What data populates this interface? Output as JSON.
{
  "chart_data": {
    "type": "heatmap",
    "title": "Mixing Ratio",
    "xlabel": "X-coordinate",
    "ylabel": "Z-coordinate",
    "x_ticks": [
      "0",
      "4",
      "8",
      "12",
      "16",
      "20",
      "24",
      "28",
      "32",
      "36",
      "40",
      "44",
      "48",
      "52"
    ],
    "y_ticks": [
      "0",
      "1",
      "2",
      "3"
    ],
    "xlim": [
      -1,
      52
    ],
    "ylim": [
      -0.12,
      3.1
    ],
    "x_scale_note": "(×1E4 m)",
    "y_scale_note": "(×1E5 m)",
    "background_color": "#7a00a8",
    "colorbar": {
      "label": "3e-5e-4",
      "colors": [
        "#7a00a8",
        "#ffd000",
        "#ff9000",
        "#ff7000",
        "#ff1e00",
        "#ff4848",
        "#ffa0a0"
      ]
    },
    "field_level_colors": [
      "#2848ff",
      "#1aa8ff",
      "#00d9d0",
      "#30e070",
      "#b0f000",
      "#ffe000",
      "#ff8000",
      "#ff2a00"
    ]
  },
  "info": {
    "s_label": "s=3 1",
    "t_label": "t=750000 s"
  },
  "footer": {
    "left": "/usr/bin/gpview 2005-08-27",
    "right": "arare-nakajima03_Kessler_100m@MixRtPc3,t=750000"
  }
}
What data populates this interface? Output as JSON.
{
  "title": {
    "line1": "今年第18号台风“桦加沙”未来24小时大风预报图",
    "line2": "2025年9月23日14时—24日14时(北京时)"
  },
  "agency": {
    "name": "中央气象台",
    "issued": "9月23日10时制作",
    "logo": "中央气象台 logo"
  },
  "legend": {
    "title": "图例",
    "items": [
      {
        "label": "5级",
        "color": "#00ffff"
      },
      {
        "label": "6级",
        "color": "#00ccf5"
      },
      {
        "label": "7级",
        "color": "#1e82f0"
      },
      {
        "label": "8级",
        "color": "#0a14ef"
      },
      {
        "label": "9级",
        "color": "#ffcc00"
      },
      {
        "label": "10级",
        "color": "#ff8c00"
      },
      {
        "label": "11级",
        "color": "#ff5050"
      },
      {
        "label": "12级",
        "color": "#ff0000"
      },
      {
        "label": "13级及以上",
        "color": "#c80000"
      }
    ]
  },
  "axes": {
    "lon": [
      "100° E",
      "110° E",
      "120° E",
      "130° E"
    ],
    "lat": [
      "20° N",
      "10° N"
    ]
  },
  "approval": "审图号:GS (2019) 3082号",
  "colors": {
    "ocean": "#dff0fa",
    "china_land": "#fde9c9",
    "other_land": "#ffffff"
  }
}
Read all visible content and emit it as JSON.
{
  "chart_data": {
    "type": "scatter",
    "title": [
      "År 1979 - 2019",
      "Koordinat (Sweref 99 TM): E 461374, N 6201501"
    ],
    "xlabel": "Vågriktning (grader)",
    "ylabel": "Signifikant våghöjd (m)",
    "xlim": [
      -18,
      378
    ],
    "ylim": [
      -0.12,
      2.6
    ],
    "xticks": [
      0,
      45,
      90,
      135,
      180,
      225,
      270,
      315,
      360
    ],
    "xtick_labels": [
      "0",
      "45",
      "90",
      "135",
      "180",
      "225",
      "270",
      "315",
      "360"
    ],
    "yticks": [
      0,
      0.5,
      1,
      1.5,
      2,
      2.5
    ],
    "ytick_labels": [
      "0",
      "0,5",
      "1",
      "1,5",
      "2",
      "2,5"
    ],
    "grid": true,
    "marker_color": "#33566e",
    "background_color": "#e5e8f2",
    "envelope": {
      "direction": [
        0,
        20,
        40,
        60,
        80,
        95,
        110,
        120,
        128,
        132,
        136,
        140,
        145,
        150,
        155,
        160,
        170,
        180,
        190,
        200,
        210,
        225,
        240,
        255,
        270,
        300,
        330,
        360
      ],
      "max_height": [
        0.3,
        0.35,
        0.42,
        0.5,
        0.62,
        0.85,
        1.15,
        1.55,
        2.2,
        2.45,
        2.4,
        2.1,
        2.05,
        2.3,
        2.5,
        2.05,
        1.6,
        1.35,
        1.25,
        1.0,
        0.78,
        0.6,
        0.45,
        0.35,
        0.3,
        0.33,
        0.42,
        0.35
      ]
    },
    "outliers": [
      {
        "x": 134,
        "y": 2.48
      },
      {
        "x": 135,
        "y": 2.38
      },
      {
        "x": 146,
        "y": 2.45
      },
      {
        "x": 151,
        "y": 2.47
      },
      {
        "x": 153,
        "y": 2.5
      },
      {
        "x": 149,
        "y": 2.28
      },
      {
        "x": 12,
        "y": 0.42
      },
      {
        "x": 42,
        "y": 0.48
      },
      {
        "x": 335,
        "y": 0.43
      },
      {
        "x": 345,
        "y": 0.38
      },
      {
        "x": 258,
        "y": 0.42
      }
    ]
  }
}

■ ■ ■ ■

**GIVEN PROBLEM**
Tally the lines containing "xlabel". Provide the number without any other words.

**OUTPUT OF THE TASK**
2